* What needs to be done
Every record must be repeated exactly; omit any pictures they contain.

* Dataset
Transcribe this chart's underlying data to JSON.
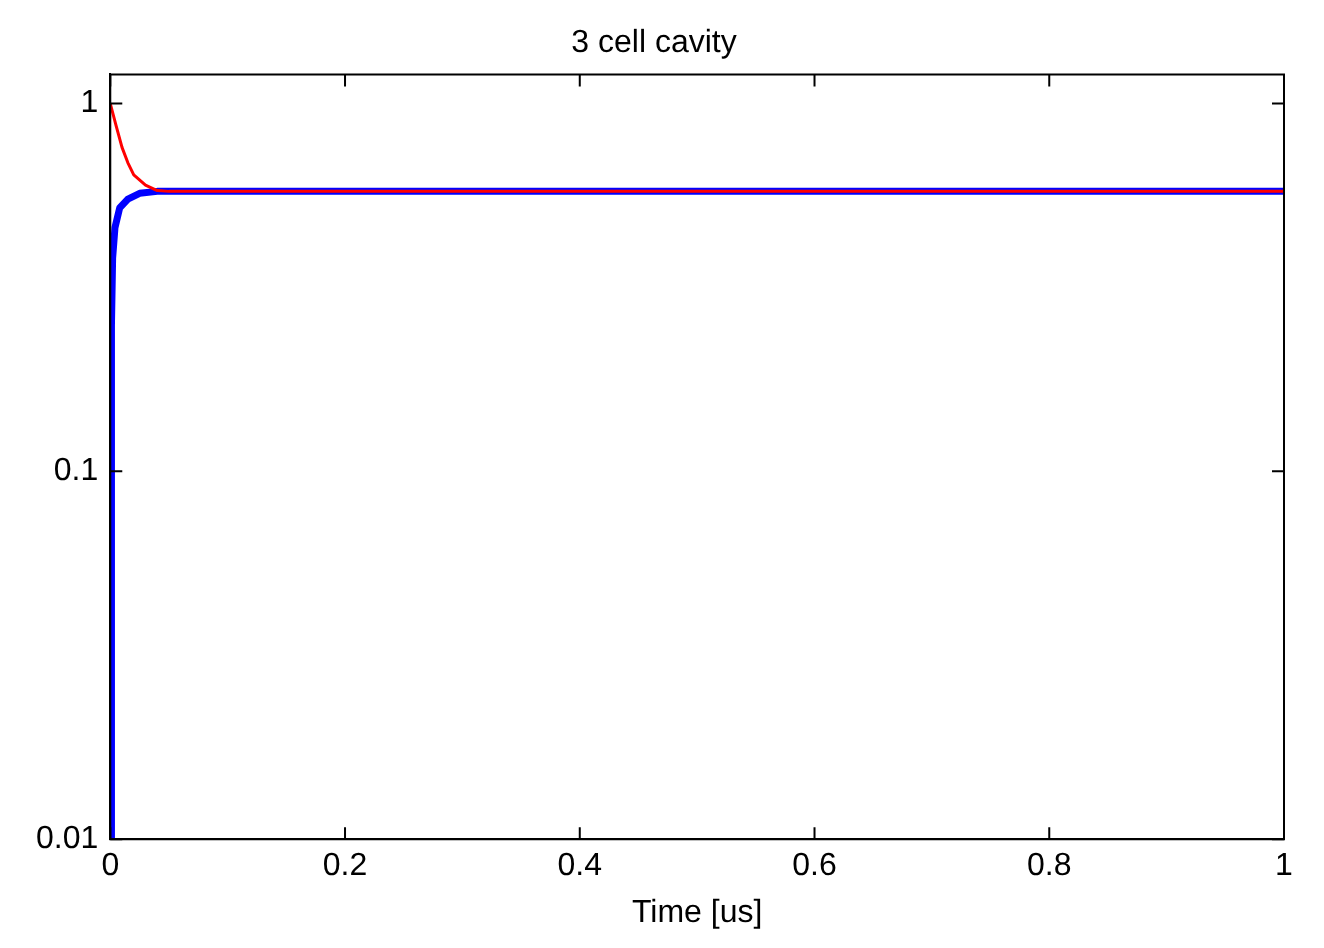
{
  "chart_data": {
    "type": "line",
    "title": "3 cell cavity",
    "xlabel": "Time [us]",
    "xlim": [
      0,
      1
    ],
    "xticks": [
      0,
      0.2,
      0.4,
      0.6,
      0.8,
      1
    ],
    "ylim": [
      0.01,
      1.2
    ],
    "yticks": [
      0.01,
      0.1,
      1
    ],
    "log": true,
    "grid": false,
    "legend": false,
    "marker": "none",
    "line_style": "solid",
    "series": [
      {
        "color": "#ff0000",
        "x": [
          0,
          0.005,
          0.01,
          0.015,
          0.02,
          0.03,
          0.04,
          0.05,
          1
        ],
        "values": [
          1.0,
          0.87,
          0.76,
          0.69,
          0.64,
          0.6,
          0.58,
          0.577,
          0.577
        ]
      },
      {
        "color": "#0000ff",
        "x": [
          0,
          0.001,
          0.002,
          0.004,
          0.008,
          0.015,
          0.025,
          0.04,
          1
        ],
        "values": [
          0.01,
          0.25,
          0.38,
          0.46,
          0.52,
          0.55,
          0.57,
          0.577,
          0.577
        ]
      }
    ]
  }
}
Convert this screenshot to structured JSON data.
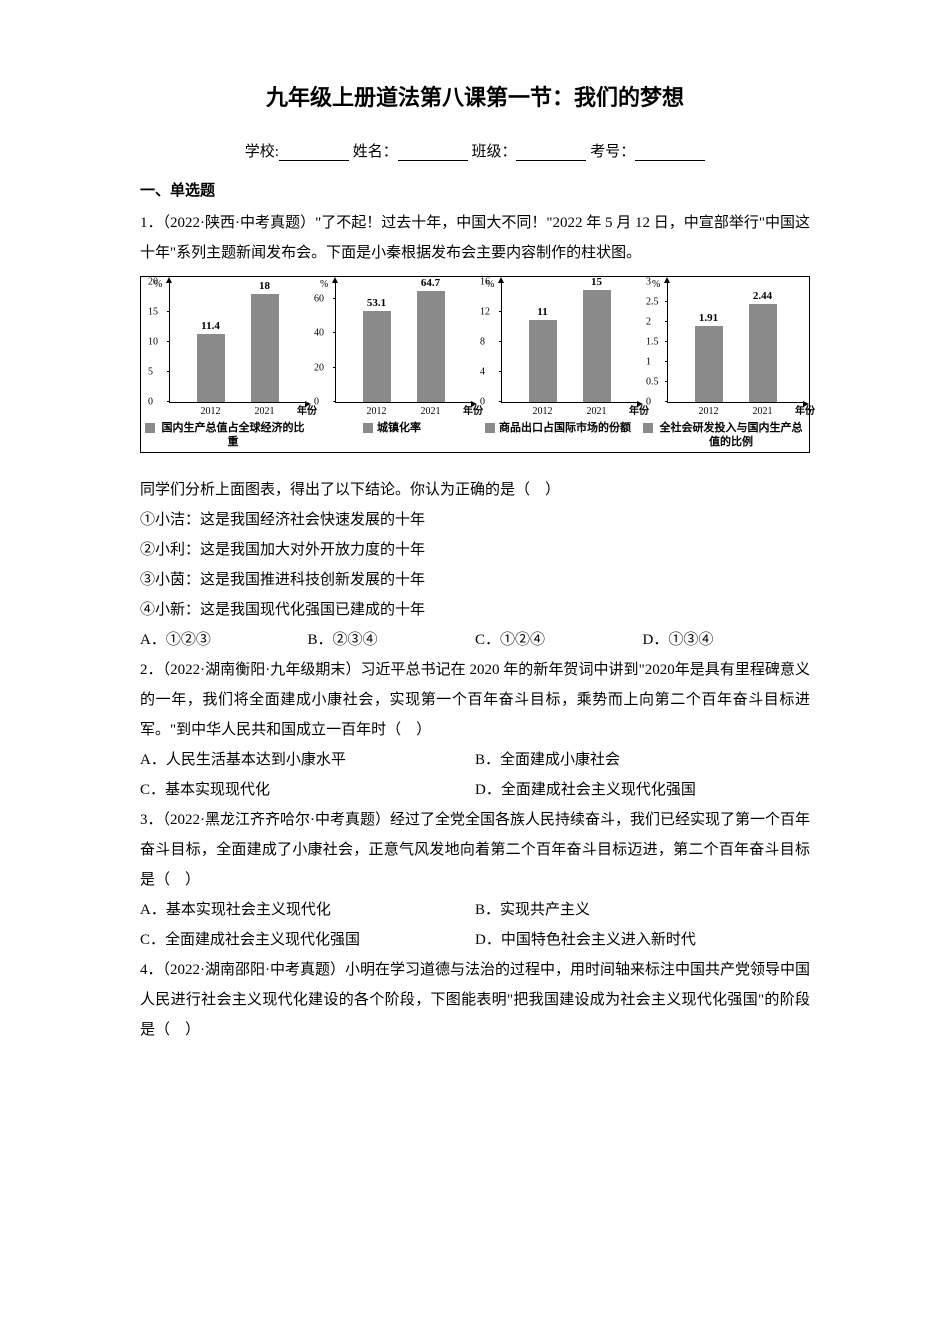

* Correct response
Transcribe this chart's underlying data to JSON.
{
  "chart_data": {
    "type": "line",
    "title": "3 cell cavity",
    "xlabel": "Time [us]",
    "xlim": [
      0,
      1
    ],
    "xticks": [
      0,
      0.2,
      0.4,
      0.6,
      0.8,
      1
    ],
    "ylim": [
      0.01,
      1.2
    ],
    "yticks": [
      0.01,
      0.1,
      1
    ],
    "log": true,
    "grid": false,
    "legend": false,
    "marker": "none",
    "line_style": "solid",
    "series": [
      {
        "color": "#ff0000",
        "x": [
          0,
          0.005,
          0.01,
          0.015,
          0.02,
          0.03,
          0.04,
          0.05,
          1
        ],
        "values": [
          1.0,
          0.87,
          0.76,
          0.69,
          0.64,
          0.6,
          0.58,
          0.577,
          0.577
        ]
      },
      {
        "color": "#0000ff",
        "x": [
          0,
          0.001,
          0.002,
          0.004,
          0.008,
          0.015,
          0.025,
          0.04,
          1
        ],
        "values": [
          0.01,
          0.25,
          0.38,
          0.46,
          0.52,
          0.55,
          0.57,
          0.577,
          0.577
        ]
      }
    ]
  }
}
Convert this screenshot to structured JSON data.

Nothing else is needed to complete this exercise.